WORK INSTRUCTIONS: Reproduce each line of the material precisely.

++++ EXERCISE INPUTS ++++

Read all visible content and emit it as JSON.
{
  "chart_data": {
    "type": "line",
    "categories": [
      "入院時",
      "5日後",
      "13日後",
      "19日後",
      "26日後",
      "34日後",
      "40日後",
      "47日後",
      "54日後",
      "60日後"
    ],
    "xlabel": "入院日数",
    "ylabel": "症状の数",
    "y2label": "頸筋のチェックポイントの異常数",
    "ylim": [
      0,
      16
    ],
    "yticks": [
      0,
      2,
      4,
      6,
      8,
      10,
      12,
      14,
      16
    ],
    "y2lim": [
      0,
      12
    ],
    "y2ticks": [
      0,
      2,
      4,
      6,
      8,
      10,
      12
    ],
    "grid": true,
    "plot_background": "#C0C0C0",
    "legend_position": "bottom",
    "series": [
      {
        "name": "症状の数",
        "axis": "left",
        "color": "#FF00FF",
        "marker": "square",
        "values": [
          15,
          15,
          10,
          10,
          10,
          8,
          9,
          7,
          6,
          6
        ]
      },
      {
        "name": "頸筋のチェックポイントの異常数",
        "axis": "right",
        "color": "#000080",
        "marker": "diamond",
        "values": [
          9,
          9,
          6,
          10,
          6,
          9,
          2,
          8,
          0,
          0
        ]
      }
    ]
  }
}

++++

REPLY TO THE EXERCISE:
Read all visible content and emit it as JSON.
{
  "chart_data": {
    "type": "line",
    "categories": [
      "入院時",
      "5日後",
      "13日後",
      "19日後",
      "26日後",
      "34日後",
      "40日後",
      "47日後",
      "54日後",
      "60日後"
    ],
    "xlabel": "入院日数",
    "ylabel": "症状の数",
    "y2label": "頸筋のチェックポイントの異常数",
    "ylim": [
      0,
      16
    ],
    "yticks": [
      0,
      2,
      4,
      6,
      8,
      10,
      12,
      14,
      16
    ],
    "y2lim": [
      0,
      12
    ],
    "y2ticks": [
      0,
      2,
      4,
      6,
      8,
      10,
      12
    ],
    "grid": true,
    "plot_background": "#C0C0C0",
    "legend_position": "bottom",
    "series": [
      {
        "name": "症状の数",
        "axis": "left",
        "color": "#FF00FF",
        "marker": "square",
        "values": [
          15,
          15,
          10,
          10,
          10,
          8,
          9,
          7,
          6,
          6
        ]
      },
      {
        "name": "頸筋のチェックポイントの異常数",
        "axis": "right",
        "color": "#000080",
        "marker": "diamond",
        "values": [
          9,
          9,
          6,
          10,
          6,
          9,
          2,
          8,
          0,
          0
        ]
      }
    ]
  }
}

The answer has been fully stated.